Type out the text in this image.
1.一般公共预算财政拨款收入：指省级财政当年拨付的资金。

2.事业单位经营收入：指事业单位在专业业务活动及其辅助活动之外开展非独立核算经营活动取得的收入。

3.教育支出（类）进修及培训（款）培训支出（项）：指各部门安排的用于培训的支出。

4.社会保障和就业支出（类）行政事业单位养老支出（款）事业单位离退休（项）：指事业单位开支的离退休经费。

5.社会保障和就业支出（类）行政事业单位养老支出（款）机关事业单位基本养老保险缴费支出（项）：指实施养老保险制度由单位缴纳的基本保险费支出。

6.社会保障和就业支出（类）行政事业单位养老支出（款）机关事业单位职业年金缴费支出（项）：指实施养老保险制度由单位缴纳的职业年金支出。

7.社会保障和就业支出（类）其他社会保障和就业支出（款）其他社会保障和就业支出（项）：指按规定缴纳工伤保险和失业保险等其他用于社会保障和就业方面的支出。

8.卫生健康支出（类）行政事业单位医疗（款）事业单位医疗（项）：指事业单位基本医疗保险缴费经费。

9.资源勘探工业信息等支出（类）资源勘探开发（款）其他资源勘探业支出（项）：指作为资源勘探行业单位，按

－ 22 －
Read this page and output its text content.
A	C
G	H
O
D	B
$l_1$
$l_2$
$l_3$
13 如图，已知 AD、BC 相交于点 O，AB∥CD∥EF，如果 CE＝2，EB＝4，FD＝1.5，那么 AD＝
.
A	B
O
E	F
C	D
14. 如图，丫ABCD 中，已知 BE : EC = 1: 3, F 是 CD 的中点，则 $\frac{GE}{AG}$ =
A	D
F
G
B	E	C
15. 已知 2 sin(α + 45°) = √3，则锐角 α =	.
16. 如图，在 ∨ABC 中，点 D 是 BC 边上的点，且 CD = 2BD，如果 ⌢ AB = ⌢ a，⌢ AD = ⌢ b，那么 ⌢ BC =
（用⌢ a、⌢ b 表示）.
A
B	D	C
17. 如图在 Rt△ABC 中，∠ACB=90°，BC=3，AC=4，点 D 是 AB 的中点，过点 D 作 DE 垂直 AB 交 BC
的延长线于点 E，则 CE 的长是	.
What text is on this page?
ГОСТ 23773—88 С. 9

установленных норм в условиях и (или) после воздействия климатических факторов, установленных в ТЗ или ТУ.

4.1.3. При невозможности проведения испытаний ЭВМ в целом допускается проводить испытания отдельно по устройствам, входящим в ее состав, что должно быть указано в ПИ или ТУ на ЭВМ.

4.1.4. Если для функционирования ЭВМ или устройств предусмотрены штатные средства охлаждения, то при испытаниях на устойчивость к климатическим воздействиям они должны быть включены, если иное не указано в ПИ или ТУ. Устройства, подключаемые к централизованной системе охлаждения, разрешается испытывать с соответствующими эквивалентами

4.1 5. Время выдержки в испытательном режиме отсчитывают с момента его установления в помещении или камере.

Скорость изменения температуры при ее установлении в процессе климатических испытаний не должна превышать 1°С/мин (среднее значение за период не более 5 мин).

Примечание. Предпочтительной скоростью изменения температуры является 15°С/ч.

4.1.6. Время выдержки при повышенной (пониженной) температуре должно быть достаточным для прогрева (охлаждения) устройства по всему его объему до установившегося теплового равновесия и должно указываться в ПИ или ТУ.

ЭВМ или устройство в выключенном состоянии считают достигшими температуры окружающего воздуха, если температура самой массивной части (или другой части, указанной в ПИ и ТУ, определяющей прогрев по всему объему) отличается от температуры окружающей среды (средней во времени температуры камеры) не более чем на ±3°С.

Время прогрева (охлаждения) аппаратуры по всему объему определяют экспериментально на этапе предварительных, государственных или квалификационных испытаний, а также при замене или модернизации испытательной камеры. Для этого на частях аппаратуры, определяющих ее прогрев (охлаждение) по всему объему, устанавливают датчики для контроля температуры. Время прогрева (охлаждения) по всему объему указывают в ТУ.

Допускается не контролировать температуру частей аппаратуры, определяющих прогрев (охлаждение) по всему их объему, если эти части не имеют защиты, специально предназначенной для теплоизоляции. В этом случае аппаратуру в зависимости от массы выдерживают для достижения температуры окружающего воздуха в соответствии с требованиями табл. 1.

* Your instructions
From the records above, extract every line exactly as it stands.

* Problem solution
Type out the text in this image.
1.一般公共预算财政拨款收入：指省级财政当年拨付的资金。

2.事业单位经营收入：指事业单位在专业业务活动及其辅助活动之外开展非独立核算经营活动取得的收入。

3.教育支出（类）进修及培训（款）培训支出（项）：指各部门安排的用于培训的支出。

4.社会保障和就业支出（类）行政事业单位养老支出（款）事业单位离退休（项）：指事业单位开支的离退休经费。

5.社会保障和就业支出（类）行政事业单位养老支出（款）机关事业单位基本养老保险缴费支出（项）：指实施养老保险制度由单位缴纳的基本保险费支出。

6.社会保障和就业支出（类）行政事业单位养老支出（款）机关事业单位职业年金缴费支出（项）：指实施养老保险制度由单位缴纳的职业年金支出。

7.社会保障和就业支出（类）其他社会保障和就业支出（款）其他社会保障和就业支出（项）：指按规定缴纳工伤保险和失业保险等其他用于社会保障和就业方面的支出。

8.卫生健康支出（类）行政事业单位医疗（款）事业单位医疗（项）：指事业单位基本医疗保险缴费经费。

9.资源勘探工业信息等支出（类）资源勘探开发（款）其他资源勘探业支出（项）：指作为资源勘探行业单位，按

－ 22 －
Read this page and output its text content.
A	C
G	H
O
D	B
$l_1$
$l_2$
$l_3$
13 如图，已知 AD、BC 相交于点 O，AB∥CD∥EF，如果 CE＝2，EB＝4，FD＝1.5，那么 AD＝
.
A	B
O
E	F
C	D
14. 如图，丫ABCD 中，已知 BE : EC = 1: 3, F 是 CD 的中点，则 $\frac{GE}{AG}$ =
A	D
F
G
B	E	C
15. 已知 2 sin(α + 45°) = √3，则锐角 α =	.
16. 如图，在 ∨ABC 中，点 D 是 BC 边上的点，且 CD = 2BD，如果 ⌢ AB = ⌢ a，⌢ AD = ⌢ b，那么 ⌢ BC =
（用⌢ a、⌢ b 表示）.
A
B	D	C
17. 如图在 Rt△ABC 中，∠ACB=90°，BC=3，AC=4，点 D 是 AB 的中点，过点 D 作 DE 垂直 AB 交 BC
的延长线于点 E，则 CE 的长是	.
What text is on this page?
ГОСТ 23773—88 С. 9

установленных норм в условиях и (или) после воздействия климатических факторов, установленных в ТЗ или ТУ.

4.1.3. При невозможности проведения испытаний ЭВМ в целом допускается проводить испытания отдельно по устройствам, входящим в ее состав, что должно быть указано в ПИ или ТУ на ЭВМ.

4.1.4. Если для функционирования ЭВМ или устройств предусмотрены штатные средства охлаждения, то при испытаниях на устойчивость к климатическим воздействиям они должны быть включены, если иное не указано в ПИ или ТУ. Устройства, подключаемые к централизованной системе охлаждения, разрешается испытывать с соответствующими эквивалентами

4.1 5. Время выдержки в испытательном режиме отсчитывают с момента его установления в помещении или камере.

Скорость изменения температуры при ее установлении в процессе климатических испытаний не должна превышать 1°С/мин (среднее значение за период не более 5 мин).

Примечание. Предпочтительной скоростью изменения температуры является 15°С/ч.

4.1.6. Время выдержки при повышенной (пониженной) температуре должно быть достаточным для прогрева (охлаждения) устройства по всему его объему до установившегося теплового равновесия и должно указываться в ПИ или ТУ.

ЭВМ или устройство в выключенном состоянии считают достигшими температуры окружающего воздуха, если температура самой массивной части (или другой части, указанной в ПИ и ТУ, определяющей прогрев по всему объему) отличается от температуры окружающей среды (средней во времени температуры камеры) не более чем на ±3°С.

Время прогрева (охлаждения) аппаратуры по всему объему определяют экспериментально на этапе предварительных, государственных или квалификационных испытаний, а также при замене или модернизации испытательной камеры. Для этого на частях аппаратуры, определяющих ее прогрев (охлаждение) по всему объему, устанавливают датчики для контроля температуры. Время прогрева (охлаждения) по всему объему указывают в ТУ.

Допускается не контролировать температуру частей аппаратуры, определяющих прогрев (охлаждение) по всему их объему, если эти части не имеют защиты, специально предназначенной для теплоизоляции. В этом случае аппаратуру в зависимости от массы выдерживают для достижения температуры окружающего воздуха в соответствии с требованиями табл. 1.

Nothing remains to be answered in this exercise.